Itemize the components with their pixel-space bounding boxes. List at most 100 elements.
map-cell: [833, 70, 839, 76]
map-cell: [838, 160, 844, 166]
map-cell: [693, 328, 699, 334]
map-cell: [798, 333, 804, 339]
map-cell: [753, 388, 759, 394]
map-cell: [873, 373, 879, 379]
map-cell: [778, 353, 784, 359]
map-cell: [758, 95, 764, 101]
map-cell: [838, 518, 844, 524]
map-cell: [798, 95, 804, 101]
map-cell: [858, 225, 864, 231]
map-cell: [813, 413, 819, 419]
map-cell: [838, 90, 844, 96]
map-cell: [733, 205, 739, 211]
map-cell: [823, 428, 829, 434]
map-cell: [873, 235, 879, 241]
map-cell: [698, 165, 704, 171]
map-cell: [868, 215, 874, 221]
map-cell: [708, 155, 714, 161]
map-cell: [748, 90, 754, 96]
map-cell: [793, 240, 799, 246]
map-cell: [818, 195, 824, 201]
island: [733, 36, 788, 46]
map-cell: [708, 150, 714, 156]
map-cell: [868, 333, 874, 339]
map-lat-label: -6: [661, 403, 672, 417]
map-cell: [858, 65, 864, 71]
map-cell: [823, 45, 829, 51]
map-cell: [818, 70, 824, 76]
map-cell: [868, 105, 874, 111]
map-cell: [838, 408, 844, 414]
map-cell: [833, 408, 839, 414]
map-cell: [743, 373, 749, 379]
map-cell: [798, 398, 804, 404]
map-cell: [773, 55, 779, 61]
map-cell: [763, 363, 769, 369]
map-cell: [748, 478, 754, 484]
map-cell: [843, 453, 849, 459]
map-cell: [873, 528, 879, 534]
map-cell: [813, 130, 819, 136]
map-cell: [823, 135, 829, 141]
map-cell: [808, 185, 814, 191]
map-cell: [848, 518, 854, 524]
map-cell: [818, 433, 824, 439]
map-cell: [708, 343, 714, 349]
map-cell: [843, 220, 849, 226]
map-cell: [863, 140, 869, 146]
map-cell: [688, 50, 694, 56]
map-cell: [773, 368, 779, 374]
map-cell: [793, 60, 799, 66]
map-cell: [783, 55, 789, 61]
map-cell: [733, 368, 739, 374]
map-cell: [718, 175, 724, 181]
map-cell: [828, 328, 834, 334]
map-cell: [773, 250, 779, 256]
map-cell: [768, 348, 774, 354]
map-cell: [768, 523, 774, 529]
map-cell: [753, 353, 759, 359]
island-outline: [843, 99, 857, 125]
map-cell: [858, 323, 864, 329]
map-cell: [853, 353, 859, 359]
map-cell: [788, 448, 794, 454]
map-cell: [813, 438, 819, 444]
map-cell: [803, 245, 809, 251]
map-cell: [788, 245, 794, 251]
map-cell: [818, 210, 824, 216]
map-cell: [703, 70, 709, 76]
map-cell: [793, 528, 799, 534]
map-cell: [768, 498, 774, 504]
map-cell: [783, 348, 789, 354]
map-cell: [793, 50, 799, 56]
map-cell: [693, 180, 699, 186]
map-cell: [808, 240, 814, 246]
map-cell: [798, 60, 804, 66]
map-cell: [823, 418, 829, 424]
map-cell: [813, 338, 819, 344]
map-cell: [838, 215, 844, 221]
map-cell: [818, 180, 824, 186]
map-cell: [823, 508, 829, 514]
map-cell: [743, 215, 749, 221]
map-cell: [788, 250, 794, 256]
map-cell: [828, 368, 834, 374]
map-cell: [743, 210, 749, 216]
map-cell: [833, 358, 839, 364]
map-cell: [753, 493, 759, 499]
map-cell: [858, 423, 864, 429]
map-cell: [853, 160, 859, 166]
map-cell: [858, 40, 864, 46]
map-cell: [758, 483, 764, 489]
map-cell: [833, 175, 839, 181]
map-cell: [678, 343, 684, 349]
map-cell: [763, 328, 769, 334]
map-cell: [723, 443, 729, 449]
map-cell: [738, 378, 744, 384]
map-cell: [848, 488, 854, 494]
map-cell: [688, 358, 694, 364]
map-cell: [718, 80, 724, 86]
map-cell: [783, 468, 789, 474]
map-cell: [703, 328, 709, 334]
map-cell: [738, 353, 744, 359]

....

**What you will do**:
Output every line of the item above as a Markdown table with the columns Index and Text, numbering the rows in order and omitting any blank lines.

**Solution for this task**:
| Index | Text |
|---|---|
| 1 | Itemize the components with their pixel-space bounding boxes. List at most 100 elements. |
| 2 | map-cell: [833, 70, 839, 76] |
| 3 | map-cell: [838, 160, 844, 166] |
| 4 | map-cell: [693, 328, 699, 334] |
| 5 | map-cell: [798, 333, 804, 339] |
| 6 | map-cell: [753, 388, 759, 394] |
| 7 | map-cell: [873, 373, 879, 379] |
| 8 | map-cell: [778, 353, 784, 359] |
| 9 | map-cell: [758, 95, 764, 101] |
| 10 | map-cell: [838, 518, 844, 524] |
| 11 | map-cell: [798, 95, 804, 101] |
| 12 | map-cell: [858, 225, 864, 231] |
| 13 | map-cell: [813, 413, 819, 419] |
| 14 | map-cell: [838, 90, 844, 96] |
| 15 | map-cell: [733, 205, 739, 211] |
| 16 | map-cell: [823, 428, 829, 434] |
| 17 | map-cell: [873, 235, 879, 241] |
| 18 | map-cell: [698, 165, 704, 171] |
| 19 | map-cell: [868, 215, 874, 221] |
| 20 | map-cell: [708, 155, 714, 161] |
| 21 | map-cell: [748, 90, 754, 96] |
| 22 | map-cell: [793, 240, 799, 246] |
| 23 | map-cell: [818, 195, 824, 201] |
| 24 | island: [733, 36, 788, 46] |
| 25 | map-cell: [708, 150, 714, 156] |
| 26 | map-cell: [868, 333, 874, 339] |
| 27 | map-lat-label: -6: [661, 403, 672, 417] |
| 28 | map-cell: [858, 65, 864, 71] |
| 29 | map-cell: [823, 45, 829, 51] |
| 30 | map-cell: [818, 70, 824, 76] |
| 31 | map-cell: [868, 105, 874, 111] |
| 32 | map-cell: [838, 408, 844, 414] |
| 33 | map-cell: [833, 408, 839, 414] |
| 34 | map-cell: [743, 373, 749, 379] |
| 35 | map-cell: [798, 398, 804, 404] |
| 36 | map-cell: [773, 55, 779, 61] |
| 37 | map-cell: [763, 363, 769, 369] |
| 38 | map-cell: [748, 478, 754, 484] |
| 39 | map-cell: [843, 453, 849, 459] |
| 40 | map-cell: [873, 528, 879, 534] |
| 41 | map-cell: [813, 130, 819, 136] |
| 42 | map-cell: [823, 135, 829, 141] |
| 43 | map-cell: [808, 185, 814, 191] |
| 44 | map-cell: [848, 518, 854, 524] |
| 45 | map-cell: [818, 433, 824, 439] |
| 46 | map-cell: [708, 343, 714, 349] |
| 47 | map-cell: [843, 220, 849, 226] |
| 48 | map-cell: [863, 140, 869, 146] |
| 49 | map-cell: [688, 50, 694, 56] |
| 50 | map-cell: [773, 368, 779, 374] |
| 51 | map-cell: [793, 60, 799, 66] |
| 52 | map-cell: [783, 55, 789, 61] |
| 53 | map-cell: [733, 368, 739, 374] |
| 54 | map-cell: [718, 175, 724, 181] |
| 55 | map-cell: [828, 328, 834, 334] |
| 56 | map-cell: [773, 250, 779, 256] |
| 57 | map-cell: [768, 348, 774, 354] |
| 58 | map-cell: [768, 523, 774, 529] |
| 59 | map-cell: [753, 353, 759, 359] |
| 60 | island-outline: [843, 99, 857, 125] |
| 61 | map-cell: [858, 323, 864, 329] |
| 62 | map-cell: [853, 353, 859, 359] |
| 63 | map-cell: [788, 448, 794, 454] |
| 64 | map-cell: [813, 438, 819, 444] |
| 65 | map-cell: [803, 245, 809, 251] |
| 66 | map-cell: [788, 245, 794, 251] |
| 67 | map-cell: [818, 210, 824, 216] |
| 68 | map-cell: [703, 70, 709, 76] |
| 69 | map-cell: [793, 528, 799, 534] |
| 70 | map-cell: [768, 498, 774, 504] |
| 71 | map-cell: [783, 348, 789, 354] |
| 72 | map-cell: [793, 50, 799, 56] |
| 73 | map-cell: [693, 180, 699, 186] |
| 74 | map-cell: [808, 240, 814, 246] |
| 75 | map-cell: [798, 60, 804, 66] |
| 76 | map-cell: [823, 418, 829, 424] |
| 77 | map-cell: [813, 338, 819, 344] |
| 78 | map-cell: [838, 215, 844, 221] |
| 79 | map-cell: [818, 180, 824, 186] |
| 80 | map-cell: [823, 508, 829, 514] |
| 81 | map-cell: [743, 215, 749, 221] |
| 82 | map-cell: [788, 250, 794, 256] |
| 83 | map-cell: [828, 368, 834, 374] |
| 84 | map-cell: [743, 210, 749, 216] |
| 85 | map-cell: [833, 358, 839, 364] |
| 86 | map-cell: [753, 493, 759, 499] |
| 87 | map-cell: [858, 423, 864, 429] |
| 88 | map-cell: [853, 160, 859, 166] |
| 89 | map-cell: [858, 40, 864, 46] |
| 90 | map-cell: [758, 483, 764, 489] |
| 91 | map-cell: [833, 175, 839, 181] |
| 92 | map-cell: [678, 343, 684, 349] |
| 93 | map-cell: [763, 328, 769, 334] |
| 94 | map-cell: [723, 443, 729, 449] |
| 95 | map-cell: [738, 378, 744, 384] |
| 96 | map-cell: [848, 488, 854, 494] |
| 97 | map-cell: [688, 358, 694, 364] |
| 98 | map-cell: [718, 80, 724, 86] |
| 99 | map-cell: [783, 468, 789, 474] |
| 100 | map-cell: [703, 328, 709, 334] |
| 101 | map-cell: [738, 353, 744, 359] |